START Record excerpts
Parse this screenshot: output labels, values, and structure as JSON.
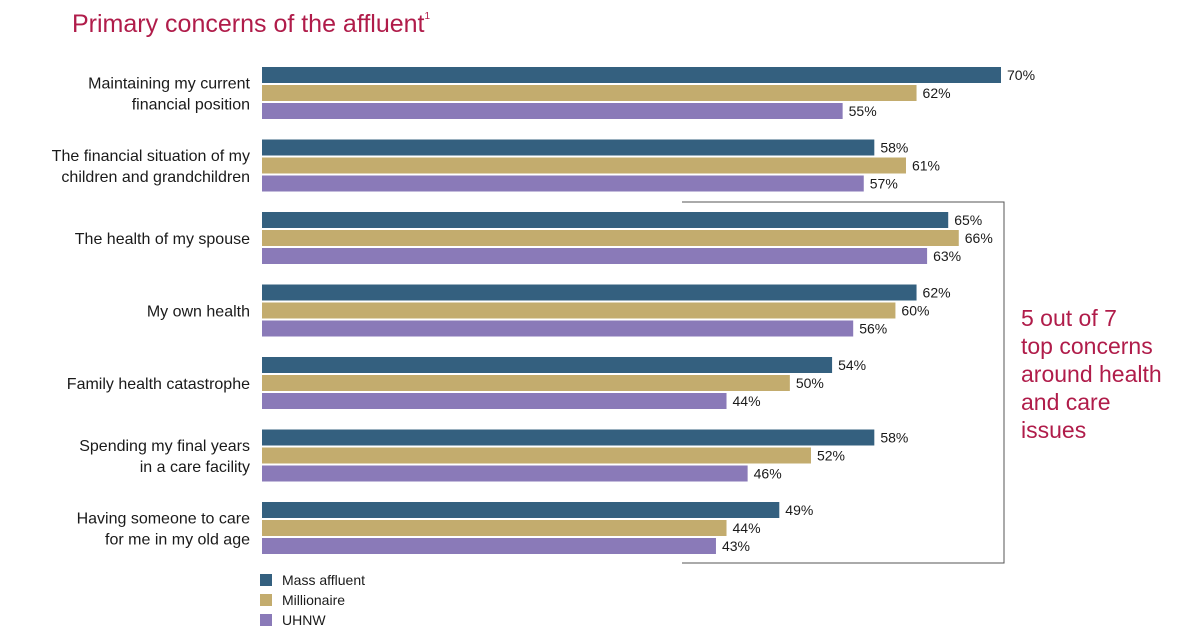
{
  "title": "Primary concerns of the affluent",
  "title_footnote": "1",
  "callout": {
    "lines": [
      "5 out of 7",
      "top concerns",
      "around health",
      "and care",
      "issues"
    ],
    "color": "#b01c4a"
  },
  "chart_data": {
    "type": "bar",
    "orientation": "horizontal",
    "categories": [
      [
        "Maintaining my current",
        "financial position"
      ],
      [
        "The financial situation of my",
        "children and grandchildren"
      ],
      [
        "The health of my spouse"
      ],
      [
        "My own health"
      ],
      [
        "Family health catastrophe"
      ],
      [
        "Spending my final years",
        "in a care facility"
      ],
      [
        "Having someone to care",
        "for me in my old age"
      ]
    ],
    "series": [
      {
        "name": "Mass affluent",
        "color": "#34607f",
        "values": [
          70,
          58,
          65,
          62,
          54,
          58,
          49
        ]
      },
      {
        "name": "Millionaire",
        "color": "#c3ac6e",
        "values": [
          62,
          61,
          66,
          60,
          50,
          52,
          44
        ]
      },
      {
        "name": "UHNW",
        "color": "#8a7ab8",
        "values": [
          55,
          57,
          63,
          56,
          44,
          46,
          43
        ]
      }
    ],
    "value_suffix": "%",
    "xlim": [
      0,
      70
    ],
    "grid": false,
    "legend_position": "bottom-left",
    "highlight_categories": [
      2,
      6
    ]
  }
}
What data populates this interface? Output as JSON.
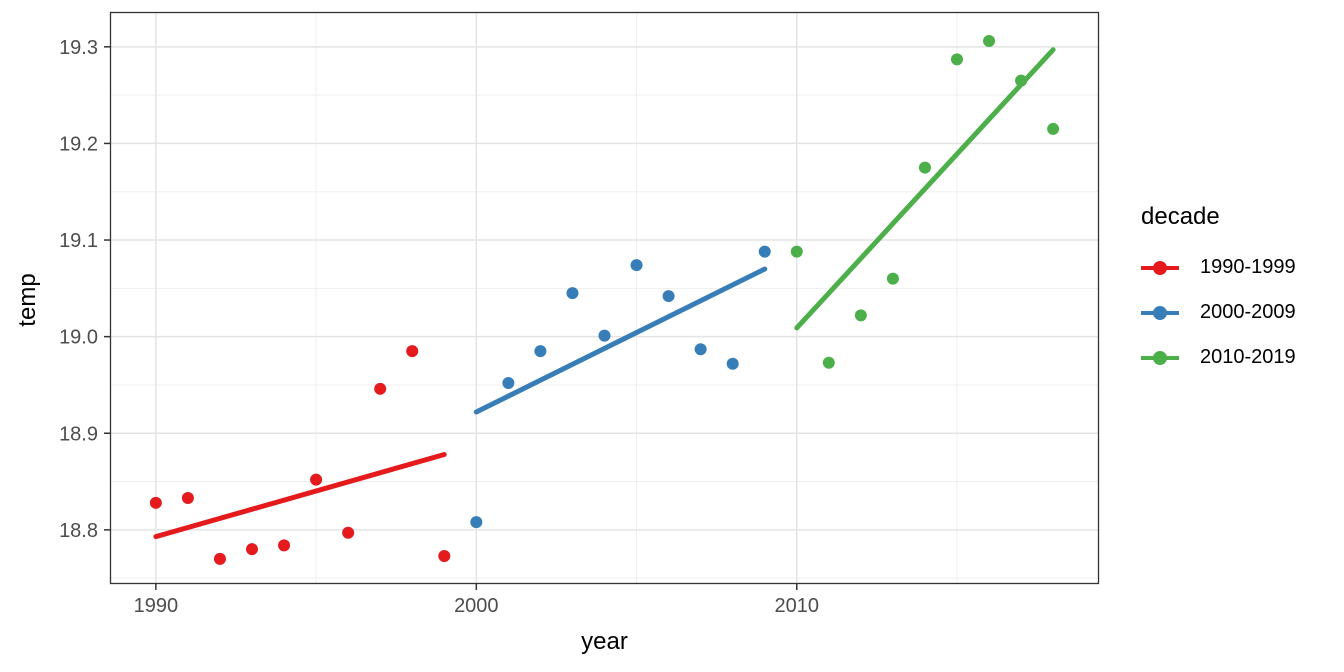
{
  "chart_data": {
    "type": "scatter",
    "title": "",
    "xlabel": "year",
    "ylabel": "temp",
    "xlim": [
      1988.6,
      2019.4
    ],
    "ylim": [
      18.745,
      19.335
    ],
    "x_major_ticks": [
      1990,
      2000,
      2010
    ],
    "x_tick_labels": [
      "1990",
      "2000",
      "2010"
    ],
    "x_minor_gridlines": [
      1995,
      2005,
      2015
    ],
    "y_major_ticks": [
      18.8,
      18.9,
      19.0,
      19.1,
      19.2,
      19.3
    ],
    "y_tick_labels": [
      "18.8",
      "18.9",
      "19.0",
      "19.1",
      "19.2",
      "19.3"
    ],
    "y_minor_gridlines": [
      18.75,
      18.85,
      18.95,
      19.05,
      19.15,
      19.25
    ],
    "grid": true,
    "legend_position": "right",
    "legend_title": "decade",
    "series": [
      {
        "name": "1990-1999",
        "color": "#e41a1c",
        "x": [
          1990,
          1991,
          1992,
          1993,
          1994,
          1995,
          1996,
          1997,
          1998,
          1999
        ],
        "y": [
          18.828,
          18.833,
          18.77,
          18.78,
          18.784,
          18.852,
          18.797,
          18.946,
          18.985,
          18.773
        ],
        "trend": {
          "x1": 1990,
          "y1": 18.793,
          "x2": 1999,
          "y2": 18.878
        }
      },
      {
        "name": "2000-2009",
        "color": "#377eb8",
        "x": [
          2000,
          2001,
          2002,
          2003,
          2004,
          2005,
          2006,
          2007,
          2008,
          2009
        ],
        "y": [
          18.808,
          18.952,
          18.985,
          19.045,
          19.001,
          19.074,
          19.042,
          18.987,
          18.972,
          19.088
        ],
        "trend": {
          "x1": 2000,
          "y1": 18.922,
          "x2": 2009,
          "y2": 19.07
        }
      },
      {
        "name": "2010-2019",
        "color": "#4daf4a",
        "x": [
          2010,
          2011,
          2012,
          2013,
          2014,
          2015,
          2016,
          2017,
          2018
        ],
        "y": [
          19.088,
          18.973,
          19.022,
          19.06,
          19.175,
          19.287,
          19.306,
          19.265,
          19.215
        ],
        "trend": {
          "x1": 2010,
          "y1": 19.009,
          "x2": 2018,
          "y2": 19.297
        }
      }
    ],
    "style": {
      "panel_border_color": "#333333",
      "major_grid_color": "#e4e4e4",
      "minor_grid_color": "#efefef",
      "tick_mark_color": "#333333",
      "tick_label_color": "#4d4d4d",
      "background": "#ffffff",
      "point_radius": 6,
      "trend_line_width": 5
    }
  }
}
END Record excerpts
→ **Problem**: Write out the entries above verbatim; the pictures do not belong in your copy.

→ **Task response**:
Parse this screenshot: output labels, values, and structure as JSON.
{
  "title": "Primary concerns of the affluent",
  "title_footnote": "1",
  "callout": {
    "lines": [
      "5 out of 7",
      "top concerns",
      "around health",
      "and care",
      "issues"
    ],
    "color": "#b01c4a"
  },
  "chart_data": {
    "type": "bar",
    "orientation": "horizontal",
    "categories": [
      [
        "Maintaining my current",
        "financial position"
      ],
      [
        "The financial situation of my",
        "children and grandchildren"
      ],
      [
        "The health of my spouse"
      ],
      [
        "My own health"
      ],
      [
        "Family health catastrophe"
      ],
      [
        "Spending my final years",
        "in a care facility"
      ],
      [
        "Having someone to care",
        "for me in my old age"
      ]
    ],
    "series": [
      {
        "name": "Mass affluent",
        "color": "#34607f",
        "values": [
          70,
          58,
          65,
          62,
          54,
          58,
          49
        ]
      },
      {
        "name": "Millionaire",
        "color": "#c3ac6e",
        "values": [
          62,
          61,
          66,
          60,
          50,
          52,
          44
        ]
      },
      {
        "name": "UHNW",
        "color": "#8a7ab8",
        "values": [
          55,
          57,
          63,
          56,
          44,
          46,
          43
        ]
      }
    ],
    "value_suffix": "%",
    "xlim": [
      0,
      70
    ],
    "grid": false,
    "legend_position": "bottom-left",
    "highlight_categories": [
      2,
      6
    ]
  }
}
What data populates this interface? Output as JSON.
{
  "chart_data": {
    "type": "scatter",
    "title": "",
    "xlabel": "year",
    "ylabel": "temp",
    "xlim": [
      1988.6,
      2019.4
    ],
    "ylim": [
      18.745,
      19.335
    ],
    "x_major_ticks": [
      1990,
      2000,
      2010
    ],
    "x_tick_labels": [
      "1990",
      "2000",
      "2010"
    ],
    "x_minor_gridlines": [
      1995,
      2005,
      2015
    ],
    "y_major_ticks": [
      18.8,
      18.9,
      19.0,
      19.1,
      19.2,
      19.3
    ],
    "y_tick_labels": [
      "18.8",
      "18.9",
      "19.0",
      "19.1",
      "19.2",
      "19.3"
    ],
    "y_minor_gridlines": [
      18.75,
      18.85,
      18.95,
      19.05,
      19.15,
      19.25
    ],
    "grid": true,
    "legend_position": "right",
    "legend_title": "decade",
    "series": [
      {
        "name": "1990-1999",
        "color": "#e41a1c",
        "x": [
          1990,
          1991,
          1992,
          1993,
          1994,
          1995,
          1996,
          1997,
          1998,
          1999
        ],
        "y": [
          18.828,
          18.833,
          18.77,
          18.78,
          18.784,
          18.852,
          18.797,
          18.946,
          18.985,
          18.773
        ],
        "trend": {
          "x1": 1990,
          "y1": 18.793,
          "x2": 1999,
          "y2": 18.878
        }
      },
      {
        "name": "2000-2009",
        "color": "#377eb8",
        "x": [
          2000,
          2001,
          2002,
          2003,
          2004,
          2005,
          2006,
          2007,
          2008,
          2009
        ],
        "y": [
          18.808,
          18.952,
          18.985,
          19.045,
          19.001,
          19.074,
          19.042,
          18.987,
          18.972,
          19.088
        ],
        "trend": {
          "x1": 2000,
          "y1": 18.922,
          "x2": 2009,
          "y2": 19.07
        }
      },
      {
        "name": "2010-2019",
        "color": "#4daf4a",
        "x": [
          2010,
          2011,
          2012,
          2013,
          2014,
          2015,
          2016,
          2017,
          2018
        ],
        "y": [
          19.088,
          18.973,
          19.022,
          19.06,
          19.175,
          19.287,
          19.306,
          19.265,
          19.215
        ],
        "trend": {
          "x1": 2010,
          "y1": 19.009,
          "x2": 2018,
          "y2": 19.297
        }
      }
    ],
    "style": {
      "panel_border_color": "#333333",
      "major_grid_color": "#e4e4e4",
      "minor_grid_color": "#efefef",
      "tick_mark_color": "#333333",
      "tick_label_color": "#4d4d4d",
      "background": "#ffffff",
      "point_radius": 6,
      "trend_line_width": 5
    }
  }
}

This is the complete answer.